* [Stated problem 1] In the records, copy out the lines beginning with the one that contains "Segment this screenshot: for" and ending with the one that contains "legend-label: Localisations des", both of those lines included.
---------- Text section ----------
Apache Hive is a data warehousing solution for Hadoop which provides data summarization, query, and ad-hoc analysis. It is used to process structured and semi-structured data in Hadoop.

Installation with derby database :

PREREQUISITES:

  • Java 7 /8 installed
  • Dedicated user for hadoop (not mandatory)
  • SSH configured

1.Download the tarball file apache-hive-2.1.1-bin.tar.gz
2.Extract the file to /usr/local/ path
3.Downlaod the db derby file db-derby-10.9.1.0-bin.tar.gz
4.Extract the file to /usr/local/
5.Add the homepaths in .bashrc file and run the .bashrc file

    export HIVE_HOME=/usr/local/hive
	export PATH=$PATH:$HIVE_HOME/bin
	export CLASSPATH=$CLASSPATH:/usr/local/Hadoop/lib/*:.
---------- Records supplied ----------
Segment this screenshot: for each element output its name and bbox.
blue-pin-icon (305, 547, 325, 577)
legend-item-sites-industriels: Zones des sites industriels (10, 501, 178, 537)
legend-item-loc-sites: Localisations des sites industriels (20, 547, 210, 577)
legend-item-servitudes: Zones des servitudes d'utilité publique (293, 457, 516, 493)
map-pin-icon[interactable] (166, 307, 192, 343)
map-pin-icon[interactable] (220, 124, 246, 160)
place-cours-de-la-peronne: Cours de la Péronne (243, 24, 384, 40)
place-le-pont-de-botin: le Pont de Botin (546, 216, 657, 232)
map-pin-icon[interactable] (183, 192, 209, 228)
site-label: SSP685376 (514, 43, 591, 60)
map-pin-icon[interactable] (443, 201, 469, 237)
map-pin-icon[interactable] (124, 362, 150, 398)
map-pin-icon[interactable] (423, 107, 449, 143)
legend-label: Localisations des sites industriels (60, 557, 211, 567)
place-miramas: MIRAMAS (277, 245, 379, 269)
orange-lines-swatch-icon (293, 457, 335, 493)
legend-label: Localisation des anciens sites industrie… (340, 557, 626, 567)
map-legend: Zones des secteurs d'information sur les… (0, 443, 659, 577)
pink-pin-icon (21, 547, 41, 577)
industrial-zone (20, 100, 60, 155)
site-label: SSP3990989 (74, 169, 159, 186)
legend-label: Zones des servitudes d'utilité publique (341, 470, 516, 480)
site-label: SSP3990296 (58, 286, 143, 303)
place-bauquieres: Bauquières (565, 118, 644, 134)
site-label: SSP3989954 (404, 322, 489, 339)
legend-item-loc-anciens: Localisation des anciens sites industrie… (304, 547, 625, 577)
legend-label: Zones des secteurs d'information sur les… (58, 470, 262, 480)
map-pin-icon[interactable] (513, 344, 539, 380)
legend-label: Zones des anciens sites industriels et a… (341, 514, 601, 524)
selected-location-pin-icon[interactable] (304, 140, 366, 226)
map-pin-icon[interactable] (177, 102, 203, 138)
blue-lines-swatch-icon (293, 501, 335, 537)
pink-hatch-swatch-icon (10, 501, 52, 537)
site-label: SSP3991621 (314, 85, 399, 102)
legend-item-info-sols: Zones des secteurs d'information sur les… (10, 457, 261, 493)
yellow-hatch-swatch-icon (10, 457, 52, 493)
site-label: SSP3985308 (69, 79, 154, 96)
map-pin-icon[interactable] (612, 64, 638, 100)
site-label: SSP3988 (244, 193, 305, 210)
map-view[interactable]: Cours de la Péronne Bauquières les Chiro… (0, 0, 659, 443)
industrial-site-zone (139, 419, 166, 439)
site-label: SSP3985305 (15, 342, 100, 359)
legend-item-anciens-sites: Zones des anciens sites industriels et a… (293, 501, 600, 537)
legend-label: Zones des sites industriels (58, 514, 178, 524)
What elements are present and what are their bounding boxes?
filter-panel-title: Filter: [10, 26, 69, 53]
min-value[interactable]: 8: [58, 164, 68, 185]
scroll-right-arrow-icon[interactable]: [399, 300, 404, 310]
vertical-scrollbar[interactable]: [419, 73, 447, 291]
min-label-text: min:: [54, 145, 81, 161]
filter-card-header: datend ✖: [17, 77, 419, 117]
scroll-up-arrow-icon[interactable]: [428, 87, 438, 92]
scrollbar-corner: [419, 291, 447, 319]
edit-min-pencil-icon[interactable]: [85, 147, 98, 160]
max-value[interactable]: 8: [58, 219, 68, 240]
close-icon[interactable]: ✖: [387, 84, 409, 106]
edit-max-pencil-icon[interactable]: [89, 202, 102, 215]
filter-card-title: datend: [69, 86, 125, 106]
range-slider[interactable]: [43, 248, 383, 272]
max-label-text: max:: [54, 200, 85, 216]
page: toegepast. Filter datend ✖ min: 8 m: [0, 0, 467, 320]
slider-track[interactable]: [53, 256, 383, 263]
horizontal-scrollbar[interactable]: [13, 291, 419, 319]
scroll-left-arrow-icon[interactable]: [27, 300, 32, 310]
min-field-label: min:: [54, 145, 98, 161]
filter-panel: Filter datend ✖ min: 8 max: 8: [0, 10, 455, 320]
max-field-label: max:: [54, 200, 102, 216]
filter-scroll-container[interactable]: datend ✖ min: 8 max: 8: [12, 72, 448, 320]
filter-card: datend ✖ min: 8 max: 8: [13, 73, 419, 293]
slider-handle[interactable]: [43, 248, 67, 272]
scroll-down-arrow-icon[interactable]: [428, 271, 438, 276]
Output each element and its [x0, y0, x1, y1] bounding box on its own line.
----------
---------- Records supplied ----------
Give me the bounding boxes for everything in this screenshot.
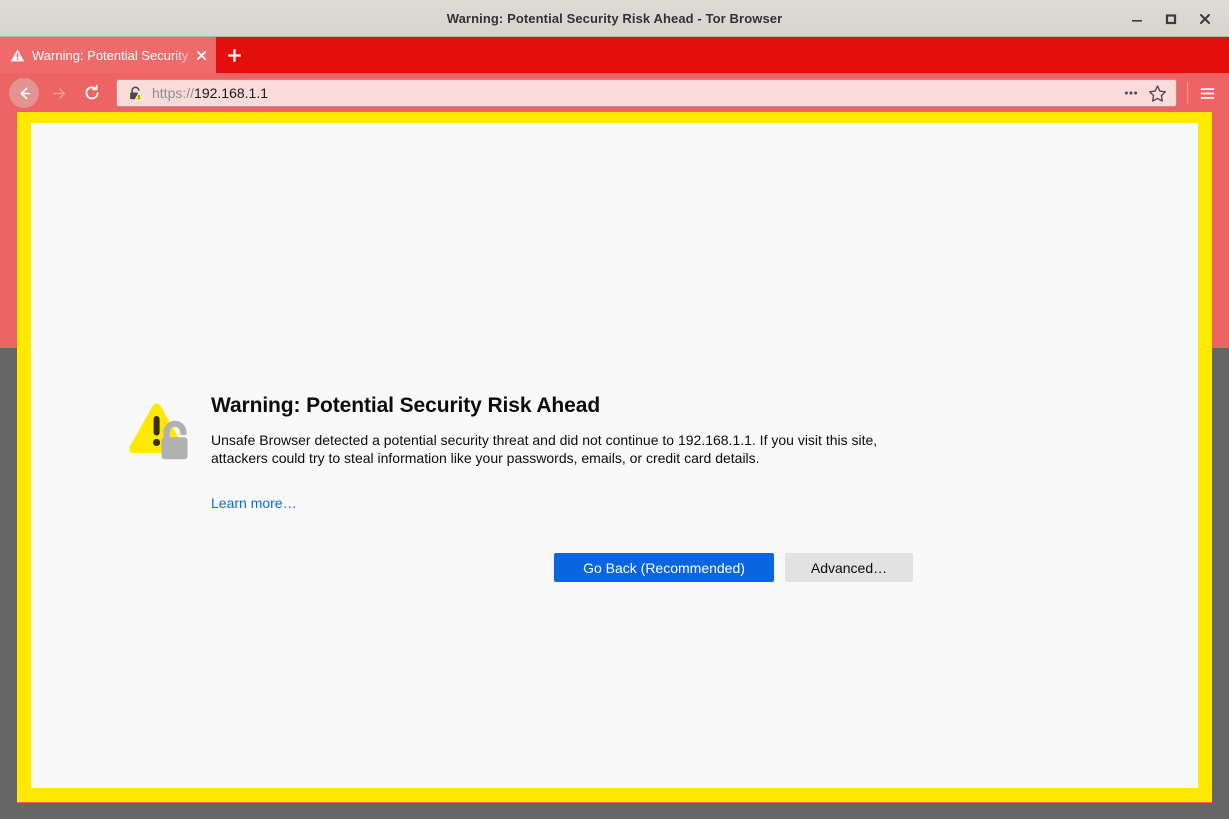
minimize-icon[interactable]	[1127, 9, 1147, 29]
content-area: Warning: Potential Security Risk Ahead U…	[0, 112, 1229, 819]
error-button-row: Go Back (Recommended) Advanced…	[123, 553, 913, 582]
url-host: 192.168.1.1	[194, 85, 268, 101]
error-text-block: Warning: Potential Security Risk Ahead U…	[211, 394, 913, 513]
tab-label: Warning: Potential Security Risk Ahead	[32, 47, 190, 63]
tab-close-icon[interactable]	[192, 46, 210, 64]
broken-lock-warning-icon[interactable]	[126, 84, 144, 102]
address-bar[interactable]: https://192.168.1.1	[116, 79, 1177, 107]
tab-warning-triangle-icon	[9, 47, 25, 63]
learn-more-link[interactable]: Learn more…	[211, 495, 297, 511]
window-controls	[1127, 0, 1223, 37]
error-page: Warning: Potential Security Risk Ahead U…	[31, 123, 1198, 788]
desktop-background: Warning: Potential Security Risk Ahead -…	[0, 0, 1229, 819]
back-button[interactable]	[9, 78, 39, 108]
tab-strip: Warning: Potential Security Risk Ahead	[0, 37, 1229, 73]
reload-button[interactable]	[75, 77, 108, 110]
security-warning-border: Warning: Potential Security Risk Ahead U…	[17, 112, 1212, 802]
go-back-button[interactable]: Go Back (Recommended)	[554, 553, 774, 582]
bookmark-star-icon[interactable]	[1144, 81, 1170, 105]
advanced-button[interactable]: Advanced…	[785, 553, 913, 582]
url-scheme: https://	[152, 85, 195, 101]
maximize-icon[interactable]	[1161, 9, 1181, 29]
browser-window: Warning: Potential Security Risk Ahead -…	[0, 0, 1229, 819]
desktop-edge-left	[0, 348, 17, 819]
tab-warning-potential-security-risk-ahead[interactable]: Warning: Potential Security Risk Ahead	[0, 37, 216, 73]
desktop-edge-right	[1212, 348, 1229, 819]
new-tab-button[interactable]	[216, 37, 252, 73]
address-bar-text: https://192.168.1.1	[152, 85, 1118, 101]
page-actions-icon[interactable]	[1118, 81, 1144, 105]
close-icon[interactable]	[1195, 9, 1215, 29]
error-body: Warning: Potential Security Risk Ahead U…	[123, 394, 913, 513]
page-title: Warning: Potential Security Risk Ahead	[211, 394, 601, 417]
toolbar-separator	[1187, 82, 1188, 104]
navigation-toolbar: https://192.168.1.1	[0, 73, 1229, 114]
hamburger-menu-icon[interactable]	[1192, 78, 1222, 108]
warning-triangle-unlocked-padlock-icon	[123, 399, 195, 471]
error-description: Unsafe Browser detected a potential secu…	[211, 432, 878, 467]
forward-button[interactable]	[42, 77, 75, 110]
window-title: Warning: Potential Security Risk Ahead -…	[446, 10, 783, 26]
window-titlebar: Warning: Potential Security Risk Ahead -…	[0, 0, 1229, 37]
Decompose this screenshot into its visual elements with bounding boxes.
----------
* [Stated problem 2] In the Hive installation steps, where should the Hive tarball be extracted?

* [Written response 1]
Segment this screenshot: for each element output its name and bbox.
blue-pin-icon (305, 547, 325, 577)
legend-item-sites-industriels: Zones des sites industriels (10, 501, 178, 537)
legend-item-loc-sites: Localisations des sites industriels (20, 547, 210, 577)
legend-item-servitudes: Zones des servitudes d'utilité publique (293, 457, 516, 493)
map-pin-icon[interactable] (166, 307, 192, 343)
map-pin-icon[interactable] (220, 124, 246, 160)
place-cours-de-la-peronne: Cours de la Péronne (243, 24, 384, 40)
place-le-pont-de-botin: le Pont de Botin (546, 216, 657, 232)
map-pin-icon[interactable] (183, 192, 209, 228)
site-label: SSP685376 (514, 43, 591, 60)
map-pin-icon[interactable] (443, 201, 469, 237)
map-pin-icon[interactable] (124, 362, 150, 398)
map-pin-icon[interactable] (423, 107, 449, 143)
legend-label: Localisations des sites industriels (60, 557, 211, 567)

* [Written response 2] To the /usr/local/ path.